WHAT YOU WILL DO: Tally the lines that hold the string "text", and reply with the count alone.

MATERIAL FOR THIS TASK:

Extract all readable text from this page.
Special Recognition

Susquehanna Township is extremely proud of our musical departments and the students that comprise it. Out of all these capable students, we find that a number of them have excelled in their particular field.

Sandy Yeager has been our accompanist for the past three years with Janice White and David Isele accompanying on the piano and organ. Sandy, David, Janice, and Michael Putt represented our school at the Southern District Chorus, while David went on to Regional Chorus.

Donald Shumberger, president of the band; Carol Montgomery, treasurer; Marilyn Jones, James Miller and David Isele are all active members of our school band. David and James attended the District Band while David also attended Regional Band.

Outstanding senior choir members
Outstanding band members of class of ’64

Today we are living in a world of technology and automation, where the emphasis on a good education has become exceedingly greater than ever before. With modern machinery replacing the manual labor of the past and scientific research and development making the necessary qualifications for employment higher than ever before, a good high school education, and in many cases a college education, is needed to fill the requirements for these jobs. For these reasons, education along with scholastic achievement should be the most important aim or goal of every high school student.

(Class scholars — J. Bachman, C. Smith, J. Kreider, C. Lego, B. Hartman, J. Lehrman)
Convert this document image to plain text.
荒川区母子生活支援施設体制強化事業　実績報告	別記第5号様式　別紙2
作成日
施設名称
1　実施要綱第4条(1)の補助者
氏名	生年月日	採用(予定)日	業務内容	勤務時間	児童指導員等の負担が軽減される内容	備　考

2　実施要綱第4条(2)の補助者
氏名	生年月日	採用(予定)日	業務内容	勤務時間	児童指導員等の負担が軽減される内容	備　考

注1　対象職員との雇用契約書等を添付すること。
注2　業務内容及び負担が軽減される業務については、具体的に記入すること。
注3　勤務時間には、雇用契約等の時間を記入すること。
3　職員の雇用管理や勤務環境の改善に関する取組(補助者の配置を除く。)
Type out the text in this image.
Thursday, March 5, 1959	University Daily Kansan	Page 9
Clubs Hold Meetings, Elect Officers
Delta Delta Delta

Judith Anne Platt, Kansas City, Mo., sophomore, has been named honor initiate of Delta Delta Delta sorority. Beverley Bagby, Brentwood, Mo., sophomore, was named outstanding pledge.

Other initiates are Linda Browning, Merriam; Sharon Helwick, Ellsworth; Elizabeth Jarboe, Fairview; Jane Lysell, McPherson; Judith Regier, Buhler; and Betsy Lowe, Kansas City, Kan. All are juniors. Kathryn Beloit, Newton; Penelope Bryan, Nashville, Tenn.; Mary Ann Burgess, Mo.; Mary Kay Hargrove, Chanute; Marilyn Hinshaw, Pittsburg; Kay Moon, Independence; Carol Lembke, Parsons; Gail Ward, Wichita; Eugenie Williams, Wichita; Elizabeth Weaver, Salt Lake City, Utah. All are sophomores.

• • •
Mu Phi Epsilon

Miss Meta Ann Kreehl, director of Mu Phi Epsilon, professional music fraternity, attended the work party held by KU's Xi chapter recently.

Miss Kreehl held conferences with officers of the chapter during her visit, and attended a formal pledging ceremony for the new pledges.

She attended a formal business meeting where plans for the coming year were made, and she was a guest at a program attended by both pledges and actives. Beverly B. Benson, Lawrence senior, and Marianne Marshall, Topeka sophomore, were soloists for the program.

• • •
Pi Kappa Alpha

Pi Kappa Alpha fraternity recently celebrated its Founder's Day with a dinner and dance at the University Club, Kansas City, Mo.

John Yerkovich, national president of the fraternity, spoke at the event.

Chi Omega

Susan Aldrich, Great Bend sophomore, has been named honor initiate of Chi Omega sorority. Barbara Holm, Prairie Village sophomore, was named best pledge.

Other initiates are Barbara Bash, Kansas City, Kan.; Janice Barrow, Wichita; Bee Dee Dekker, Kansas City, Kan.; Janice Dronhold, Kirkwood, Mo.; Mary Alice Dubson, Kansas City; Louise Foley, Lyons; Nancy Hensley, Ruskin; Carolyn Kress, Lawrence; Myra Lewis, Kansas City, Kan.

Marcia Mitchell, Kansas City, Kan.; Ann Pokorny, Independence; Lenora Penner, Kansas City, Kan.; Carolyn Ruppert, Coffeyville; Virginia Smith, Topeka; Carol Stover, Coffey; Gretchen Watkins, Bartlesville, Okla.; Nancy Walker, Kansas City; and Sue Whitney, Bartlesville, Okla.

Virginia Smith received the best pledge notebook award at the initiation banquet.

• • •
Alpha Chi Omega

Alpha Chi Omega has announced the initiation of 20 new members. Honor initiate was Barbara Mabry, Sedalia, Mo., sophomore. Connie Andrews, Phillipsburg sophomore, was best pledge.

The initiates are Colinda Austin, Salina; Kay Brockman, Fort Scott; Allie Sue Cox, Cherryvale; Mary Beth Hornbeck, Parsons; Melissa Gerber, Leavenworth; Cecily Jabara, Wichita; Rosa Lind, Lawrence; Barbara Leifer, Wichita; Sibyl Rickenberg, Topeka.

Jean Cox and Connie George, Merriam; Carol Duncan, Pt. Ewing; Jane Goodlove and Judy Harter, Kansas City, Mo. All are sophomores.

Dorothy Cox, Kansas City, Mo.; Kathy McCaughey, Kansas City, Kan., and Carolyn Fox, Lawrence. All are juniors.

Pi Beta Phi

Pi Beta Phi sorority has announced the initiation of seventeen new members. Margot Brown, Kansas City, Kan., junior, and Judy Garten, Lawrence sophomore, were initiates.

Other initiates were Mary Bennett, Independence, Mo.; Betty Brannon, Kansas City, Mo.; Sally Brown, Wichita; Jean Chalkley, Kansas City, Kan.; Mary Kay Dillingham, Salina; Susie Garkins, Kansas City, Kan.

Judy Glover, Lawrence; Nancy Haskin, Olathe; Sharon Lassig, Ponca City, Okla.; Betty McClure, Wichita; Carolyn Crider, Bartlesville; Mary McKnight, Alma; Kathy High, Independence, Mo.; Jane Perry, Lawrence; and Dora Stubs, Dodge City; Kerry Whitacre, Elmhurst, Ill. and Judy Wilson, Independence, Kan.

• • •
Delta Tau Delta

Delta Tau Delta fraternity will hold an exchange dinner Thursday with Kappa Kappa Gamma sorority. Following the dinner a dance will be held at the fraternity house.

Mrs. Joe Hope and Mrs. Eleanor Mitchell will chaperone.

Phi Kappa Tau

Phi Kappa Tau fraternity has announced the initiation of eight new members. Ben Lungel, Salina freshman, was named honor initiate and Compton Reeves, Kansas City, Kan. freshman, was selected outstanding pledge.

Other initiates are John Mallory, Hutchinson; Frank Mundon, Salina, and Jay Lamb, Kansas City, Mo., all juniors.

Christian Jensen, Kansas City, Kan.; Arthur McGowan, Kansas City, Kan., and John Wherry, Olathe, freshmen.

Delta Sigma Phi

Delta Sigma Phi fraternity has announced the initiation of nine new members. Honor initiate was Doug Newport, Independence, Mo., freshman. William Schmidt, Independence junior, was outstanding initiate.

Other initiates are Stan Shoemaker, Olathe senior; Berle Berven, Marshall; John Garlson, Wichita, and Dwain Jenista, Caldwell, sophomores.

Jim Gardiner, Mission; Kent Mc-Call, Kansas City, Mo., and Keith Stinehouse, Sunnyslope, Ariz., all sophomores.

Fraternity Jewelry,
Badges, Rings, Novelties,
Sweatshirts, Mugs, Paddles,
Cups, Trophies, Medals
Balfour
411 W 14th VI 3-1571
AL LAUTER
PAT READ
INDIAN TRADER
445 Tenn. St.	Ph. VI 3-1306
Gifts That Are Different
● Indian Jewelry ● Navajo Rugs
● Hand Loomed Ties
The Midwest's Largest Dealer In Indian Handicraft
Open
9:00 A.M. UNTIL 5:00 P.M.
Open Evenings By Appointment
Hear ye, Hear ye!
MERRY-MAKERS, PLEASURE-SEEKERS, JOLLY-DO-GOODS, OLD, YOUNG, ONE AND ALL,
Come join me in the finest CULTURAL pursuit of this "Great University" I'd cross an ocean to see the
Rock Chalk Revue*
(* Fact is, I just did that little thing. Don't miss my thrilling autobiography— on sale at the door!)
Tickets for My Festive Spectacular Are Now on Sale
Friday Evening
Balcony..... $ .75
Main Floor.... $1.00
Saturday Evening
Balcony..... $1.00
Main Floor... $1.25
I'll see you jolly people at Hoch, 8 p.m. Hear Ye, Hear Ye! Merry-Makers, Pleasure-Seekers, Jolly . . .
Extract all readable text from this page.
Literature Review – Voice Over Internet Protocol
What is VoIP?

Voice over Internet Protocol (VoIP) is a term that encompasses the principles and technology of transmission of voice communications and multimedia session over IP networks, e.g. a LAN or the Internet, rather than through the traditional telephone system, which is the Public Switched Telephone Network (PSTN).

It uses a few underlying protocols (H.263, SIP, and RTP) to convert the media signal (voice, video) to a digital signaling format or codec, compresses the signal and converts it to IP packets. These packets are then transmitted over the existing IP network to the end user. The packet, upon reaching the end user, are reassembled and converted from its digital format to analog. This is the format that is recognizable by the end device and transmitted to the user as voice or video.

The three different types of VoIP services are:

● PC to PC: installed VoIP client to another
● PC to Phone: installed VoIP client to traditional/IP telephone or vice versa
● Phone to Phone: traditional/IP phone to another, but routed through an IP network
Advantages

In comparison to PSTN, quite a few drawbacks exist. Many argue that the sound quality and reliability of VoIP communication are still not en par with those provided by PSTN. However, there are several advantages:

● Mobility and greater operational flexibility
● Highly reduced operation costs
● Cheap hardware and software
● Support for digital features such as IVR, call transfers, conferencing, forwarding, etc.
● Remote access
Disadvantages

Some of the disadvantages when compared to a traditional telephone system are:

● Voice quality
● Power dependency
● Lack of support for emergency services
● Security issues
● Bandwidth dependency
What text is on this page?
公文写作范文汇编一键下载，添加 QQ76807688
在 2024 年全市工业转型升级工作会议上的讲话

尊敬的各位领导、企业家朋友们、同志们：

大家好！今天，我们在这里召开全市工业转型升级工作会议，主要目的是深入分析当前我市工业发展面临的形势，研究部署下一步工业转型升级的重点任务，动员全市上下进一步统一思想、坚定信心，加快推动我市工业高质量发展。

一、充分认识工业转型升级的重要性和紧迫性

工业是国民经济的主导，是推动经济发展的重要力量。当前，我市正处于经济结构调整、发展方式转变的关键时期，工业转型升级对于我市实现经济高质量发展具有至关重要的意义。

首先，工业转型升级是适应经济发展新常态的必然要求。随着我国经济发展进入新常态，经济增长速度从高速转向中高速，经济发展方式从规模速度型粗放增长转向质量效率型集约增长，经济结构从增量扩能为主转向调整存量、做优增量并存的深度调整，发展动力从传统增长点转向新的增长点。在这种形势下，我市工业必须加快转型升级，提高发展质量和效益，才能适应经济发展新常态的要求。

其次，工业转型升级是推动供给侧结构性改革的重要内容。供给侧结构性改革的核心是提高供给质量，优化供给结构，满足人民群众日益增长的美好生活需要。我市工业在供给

EXERCISE OUTPUT: 5